Siate benedetto, o Gesù Maestro, che vivete in Pietro, insegnate in Pietro, ci reggete in Pietro, ci salvate in Pietro! Chi è con Pietro è con voi; chi si stacca da Pietro è tralcio divelto dalla vite. Può staccarsi con la mente per l’eresia; con la volontà per ribellione; con il cuore per il vizio.

Io credo che Pietro è per me via, verità, vita in Cristo. (Da “La via dell’umanità” del Beato G. Alberione)

Chiesa può essere definita “madre” anche per quanti potranno giungere un domani alla fede in Cristo. Auspico pertanto che il popolo santo di Dio eserciti il servizio materno della misericordia, che tanto aiuta ad incontrare e amare il Signore i popoli che ancora non lo conoscono. La fede infatti è dono di Dio e non frutto di proselitismo; cresce però grazie alla fede e alla carità degli evangelizzatori che sono testimoni di Cristo. (Papa Francesco, dal Messaggio per la Giornata Missionaria Mondiale 2016).

RISURREZIONE DI GESU’ - Cristo risorge dal sepolcro; appare a Pietro, ai Dodici, ai Discepoli; dimostra la realtà della sua risurrezione. Nei quaranta giorni, che ancora rimane sulla terra, svela grandi misteri, completala sua opera di Salvatore, compie mirabili prodigi; conferisce poteri divini.

Siate benedetto, o Gesù: morto perché uomo, risorto perché Dio. Voi avete confermata la dottrina con la verità della vostra risurrezione. La fede è la radice della nostra salvezza. Chi non crede è già giudicato. Stabilite in me una fede viva, operosa, diffusiva. Che io creda sempre più; che divenga una lucerna ardente ed illuminante. (Da “La via dell’umanità” del Beato G. Alberione)

In molti luoghi l’evangelizzazione prende avvio dall’attività educativa, alla quale l’opera missionaria dedica impegno e tempo, come il vignaiolo misericordioso del Vangelo (cfr Lc 13,7-9; Gv 15,1), con la pazienza di attendere i frutti dopo anni di lenta formazione; si generano così persone capaci di evangelizzare e di far giungere il Vangelo dove non ci si attenderebbe di vederlo realizzato. (Papa Francesco, dal Messaggio per la Giornata Missionaria Mondiale 2016).

■ COMPITI DA SVOLGERE ■
1. Nel brano su fede e missione, quali sono tutte le azioni che Gesù compie in Pietro secondo la prima preghiera?
2. Per favore, prosegui il brano su fede e missione a partire dalla sua ultima frase.
Le righe provengono da un'altra fonte, distinta dal brano su fede e missione.

■ RIGHE FORNITE ■
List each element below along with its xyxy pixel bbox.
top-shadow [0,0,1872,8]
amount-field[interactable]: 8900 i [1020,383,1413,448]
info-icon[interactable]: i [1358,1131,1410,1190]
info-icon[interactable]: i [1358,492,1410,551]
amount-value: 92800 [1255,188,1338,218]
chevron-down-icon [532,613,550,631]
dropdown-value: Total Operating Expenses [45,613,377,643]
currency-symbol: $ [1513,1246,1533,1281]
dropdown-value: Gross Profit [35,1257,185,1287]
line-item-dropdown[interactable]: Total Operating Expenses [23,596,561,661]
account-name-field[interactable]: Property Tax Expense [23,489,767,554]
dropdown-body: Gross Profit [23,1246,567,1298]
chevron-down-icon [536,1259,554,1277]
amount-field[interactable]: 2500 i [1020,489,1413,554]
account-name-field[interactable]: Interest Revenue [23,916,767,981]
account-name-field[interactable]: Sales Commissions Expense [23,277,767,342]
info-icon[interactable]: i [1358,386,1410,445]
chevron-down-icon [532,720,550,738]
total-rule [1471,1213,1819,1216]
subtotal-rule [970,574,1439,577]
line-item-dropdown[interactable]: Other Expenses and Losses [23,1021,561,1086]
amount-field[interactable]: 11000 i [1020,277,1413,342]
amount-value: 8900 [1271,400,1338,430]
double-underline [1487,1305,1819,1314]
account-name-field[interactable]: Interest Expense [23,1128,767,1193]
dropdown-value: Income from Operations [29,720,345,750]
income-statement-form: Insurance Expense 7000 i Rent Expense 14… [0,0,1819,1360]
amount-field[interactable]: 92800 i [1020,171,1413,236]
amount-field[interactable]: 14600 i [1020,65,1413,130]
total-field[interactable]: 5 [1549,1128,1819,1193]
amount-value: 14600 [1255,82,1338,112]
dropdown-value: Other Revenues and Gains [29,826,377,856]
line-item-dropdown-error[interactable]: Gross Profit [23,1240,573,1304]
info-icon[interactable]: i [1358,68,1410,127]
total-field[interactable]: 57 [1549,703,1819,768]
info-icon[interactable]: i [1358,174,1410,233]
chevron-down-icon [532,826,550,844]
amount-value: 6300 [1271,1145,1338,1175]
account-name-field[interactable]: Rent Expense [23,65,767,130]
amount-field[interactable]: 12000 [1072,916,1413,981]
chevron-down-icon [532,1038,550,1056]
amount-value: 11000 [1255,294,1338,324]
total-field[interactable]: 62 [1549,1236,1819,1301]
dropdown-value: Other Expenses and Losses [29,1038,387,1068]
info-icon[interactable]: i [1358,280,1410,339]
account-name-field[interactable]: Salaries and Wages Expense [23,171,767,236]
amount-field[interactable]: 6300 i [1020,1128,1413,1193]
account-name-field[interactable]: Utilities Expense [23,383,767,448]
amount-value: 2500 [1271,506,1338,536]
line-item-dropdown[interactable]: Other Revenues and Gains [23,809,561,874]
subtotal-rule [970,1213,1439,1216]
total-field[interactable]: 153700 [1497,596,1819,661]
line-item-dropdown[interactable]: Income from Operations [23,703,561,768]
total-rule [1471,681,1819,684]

■ RISPOSTE AI COMPITI ■
1.
- Vive in Pietro
- Insegna in Pietro
- Ci regge in Pietro
- Ci salva in Pietro

2.
LA MORTE DI GESU’ IN CROCE - Gesù Cristo si offre al Padre in gloria e ringraziamento; Ostia di soddisfazione e impetrazione; muore per essere la nostra vita con la grazia in terra e con la gloria in paradiso. La giustizia e la misericordia si baciano; il Padre in Cristo si concilia con l’uomo; viene riaperto il paradiso; a tutti è rivolto l’invito ad entrarvi.

Siate benedetto, o Gesù Cristo Sacerdote ed Ostia! degna Vittima e degno Pontefice! In voi salute, risurrezione e vita. Chiunque vuole si salva per il vostro sangue. Piova su di me e mi lavi! Cada su tutti: e tutti purifichi e salvi. (Da “La via dell’umanità” del Beato G. Alberione)

Accanto all’opera evangelizzatrice e sacramentale dei missionari, le donne e le famiglie comprendono spesso più adeguatamente i problemi della gente e sanno affrontarli in modo opportuno e talvolta inedito: nel prendersi cura della vita, con una spiccata attenzione alle persone più che alle strutture e mettendo in gioco ogni risorsa umana e spirituale nel costruire armonia, relazioni, pace, solidarietà, dialogo, collaborazione e fraternità, sia nell’ambito dei rapporti interpersonali sia in quello più ampio della vita sociale e culturale, e in particolare della cura dei poveri. (Papa Francesco, dal Messaggio per la Giornata Missionaria Mondiale 2016).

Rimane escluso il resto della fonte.